───── Exercise input ─────

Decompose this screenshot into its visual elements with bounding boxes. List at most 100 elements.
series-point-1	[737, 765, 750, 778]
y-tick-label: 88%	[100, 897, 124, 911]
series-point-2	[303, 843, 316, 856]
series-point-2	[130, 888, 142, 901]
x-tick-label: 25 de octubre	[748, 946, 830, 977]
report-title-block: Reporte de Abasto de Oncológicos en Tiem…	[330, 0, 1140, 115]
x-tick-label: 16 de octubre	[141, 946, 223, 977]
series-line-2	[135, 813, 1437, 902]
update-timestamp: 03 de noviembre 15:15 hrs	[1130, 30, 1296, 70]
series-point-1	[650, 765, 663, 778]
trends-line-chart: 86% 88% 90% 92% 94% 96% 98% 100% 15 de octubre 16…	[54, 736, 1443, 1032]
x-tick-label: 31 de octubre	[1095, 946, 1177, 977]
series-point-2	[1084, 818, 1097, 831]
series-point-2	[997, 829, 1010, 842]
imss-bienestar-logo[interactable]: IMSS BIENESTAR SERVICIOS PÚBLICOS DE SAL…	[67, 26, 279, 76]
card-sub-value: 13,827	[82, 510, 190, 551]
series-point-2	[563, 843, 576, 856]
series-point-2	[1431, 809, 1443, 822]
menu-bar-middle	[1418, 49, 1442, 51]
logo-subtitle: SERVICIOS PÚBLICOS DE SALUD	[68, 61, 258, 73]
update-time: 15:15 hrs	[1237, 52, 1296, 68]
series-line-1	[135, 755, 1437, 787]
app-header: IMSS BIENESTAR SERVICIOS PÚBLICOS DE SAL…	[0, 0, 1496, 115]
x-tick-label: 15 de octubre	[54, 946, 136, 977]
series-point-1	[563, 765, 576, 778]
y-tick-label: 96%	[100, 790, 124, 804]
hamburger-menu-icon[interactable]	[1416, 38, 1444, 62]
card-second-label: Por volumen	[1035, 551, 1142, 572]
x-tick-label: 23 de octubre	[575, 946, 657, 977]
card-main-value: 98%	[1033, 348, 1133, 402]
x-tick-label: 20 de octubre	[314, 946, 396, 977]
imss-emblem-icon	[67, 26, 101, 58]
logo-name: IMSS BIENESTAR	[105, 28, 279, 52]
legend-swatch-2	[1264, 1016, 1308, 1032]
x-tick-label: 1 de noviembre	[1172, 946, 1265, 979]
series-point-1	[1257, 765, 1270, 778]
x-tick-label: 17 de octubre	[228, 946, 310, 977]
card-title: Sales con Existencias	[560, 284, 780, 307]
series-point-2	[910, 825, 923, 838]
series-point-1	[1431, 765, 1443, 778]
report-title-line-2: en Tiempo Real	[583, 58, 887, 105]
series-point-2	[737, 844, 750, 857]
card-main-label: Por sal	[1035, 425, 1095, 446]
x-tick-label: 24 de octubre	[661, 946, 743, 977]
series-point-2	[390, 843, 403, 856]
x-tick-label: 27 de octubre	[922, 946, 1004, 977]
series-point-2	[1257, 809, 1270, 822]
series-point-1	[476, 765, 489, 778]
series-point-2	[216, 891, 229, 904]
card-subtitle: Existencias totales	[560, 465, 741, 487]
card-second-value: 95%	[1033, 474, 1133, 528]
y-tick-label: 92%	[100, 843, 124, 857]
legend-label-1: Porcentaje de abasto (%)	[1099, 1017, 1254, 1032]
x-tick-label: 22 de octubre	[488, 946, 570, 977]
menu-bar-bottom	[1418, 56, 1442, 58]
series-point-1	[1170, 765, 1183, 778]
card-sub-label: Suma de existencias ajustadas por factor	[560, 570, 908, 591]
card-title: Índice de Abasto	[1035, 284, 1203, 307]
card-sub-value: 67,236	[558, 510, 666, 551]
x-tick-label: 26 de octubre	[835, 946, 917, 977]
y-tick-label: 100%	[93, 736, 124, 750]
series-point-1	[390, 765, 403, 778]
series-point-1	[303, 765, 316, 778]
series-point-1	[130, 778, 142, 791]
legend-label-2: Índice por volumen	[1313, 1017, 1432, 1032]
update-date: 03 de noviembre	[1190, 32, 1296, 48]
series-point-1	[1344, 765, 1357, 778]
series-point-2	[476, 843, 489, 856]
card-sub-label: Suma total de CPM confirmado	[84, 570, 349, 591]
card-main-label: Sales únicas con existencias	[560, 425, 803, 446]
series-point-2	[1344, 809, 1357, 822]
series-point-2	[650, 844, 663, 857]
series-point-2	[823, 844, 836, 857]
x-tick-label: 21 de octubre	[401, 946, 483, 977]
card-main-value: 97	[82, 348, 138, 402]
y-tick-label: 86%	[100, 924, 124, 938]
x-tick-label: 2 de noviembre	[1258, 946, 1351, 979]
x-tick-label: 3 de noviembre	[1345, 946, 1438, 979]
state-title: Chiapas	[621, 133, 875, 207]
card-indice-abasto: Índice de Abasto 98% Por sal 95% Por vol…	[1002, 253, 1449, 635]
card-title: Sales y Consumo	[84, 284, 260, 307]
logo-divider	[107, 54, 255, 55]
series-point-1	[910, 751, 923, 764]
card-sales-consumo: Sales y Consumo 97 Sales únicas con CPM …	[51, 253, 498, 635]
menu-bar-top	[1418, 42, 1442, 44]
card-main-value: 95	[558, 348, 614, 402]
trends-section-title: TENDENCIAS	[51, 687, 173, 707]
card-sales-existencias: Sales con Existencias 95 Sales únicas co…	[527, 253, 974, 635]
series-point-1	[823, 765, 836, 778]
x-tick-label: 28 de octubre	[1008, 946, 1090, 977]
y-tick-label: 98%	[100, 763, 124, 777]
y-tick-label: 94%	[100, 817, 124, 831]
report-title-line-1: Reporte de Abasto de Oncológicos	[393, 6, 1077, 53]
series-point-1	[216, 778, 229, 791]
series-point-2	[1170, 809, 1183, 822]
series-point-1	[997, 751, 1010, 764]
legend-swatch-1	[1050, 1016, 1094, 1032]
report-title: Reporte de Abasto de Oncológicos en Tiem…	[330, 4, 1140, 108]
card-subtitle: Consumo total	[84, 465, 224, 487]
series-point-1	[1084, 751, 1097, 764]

─────

▸ **Aim**:
Copy the records verbatim, beginning at their start and continuing through the line containing "1016, 1308, 1032]".

▸ **Task answer**:
Decompose this screenshot into its visual elements with bounding boxes. List at most 100 elements.
series-point-1	[737, 765, 750, 778]
y-tick-label: 88%	[100, 897, 124, 911]
series-point-2	[303, 843, 316, 856]
series-point-2	[130, 888, 142, 901]
x-tick-label: 25 de octubre	[748, 946, 830, 977]
report-title-block: Reporte de Abasto de Oncológicos en Tiem…	[330, 0, 1140, 115]
x-tick-label: 16 de octubre	[141, 946, 223, 977]
series-line-2	[135, 813, 1437, 902]
update-timestamp: 03 de noviembre 15:15 hrs	[1130, 30, 1296, 70]
series-point-1	[650, 765, 663, 778]
trends-line-chart: 86% 88% 90% 92% 94% 96% 98% 100% 15 de octubre 16…	[54, 736, 1443, 1032]
x-tick-label: 31 de octubre	[1095, 946, 1177, 977]
series-point-2	[1084, 818, 1097, 831]
series-point-2	[997, 829, 1010, 842]
imss-bienestar-logo[interactable]: IMSS BIENESTAR SERVICIOS PÚBLICOS DE SAL…	[67, 26, 279, 76]
card-sub-value: 13,827	[82, 510, 190, 551]
series-point-2	[563, 843, 576, 856]
series-point-2	[1431, 809, 1443, 822]
menu-bar-middle	[1418, 49, 1442, 51]
logo-subtitle: SERVICIOS PÚBLICOS DE SALUD	[68, 61, 258, 73]
update-time: 15:15 hrs	[1237, 52, 1296, 68]
series-line-1	[135, 755, 1437, 787]
app-header: IMSS BIENESTAR SERVICIOS PÚBLICOS DE SAL…	[0, 0, 1496, 115]
x-tick-label: 15 de octubre	[54, 946, 136, 977]
series-point-1	[563, 765, 576, 778]
y-tick-label: 96%	[100, 790, 124, 804]
hamburger-menu-icon[interactable]	[1416, 38, 1444, 62]
card-second-label: Por volumen	[1035, 551, 1142, 572]
x-tick-label: 23 de octubre	[575, 946, 657, 977]
card-main-value: 98%	[1033, 348, 1133, 402]
x-tick-label: 20 de octubre	[314, 946, 396, 977]
imss-emblem-icon	[67, 26, 101, 58]
logo-name: IMSS BIENESTAR	[105, 28, 279, 52]
legend-swatch-2	[1264, 1016, 1308, 1032]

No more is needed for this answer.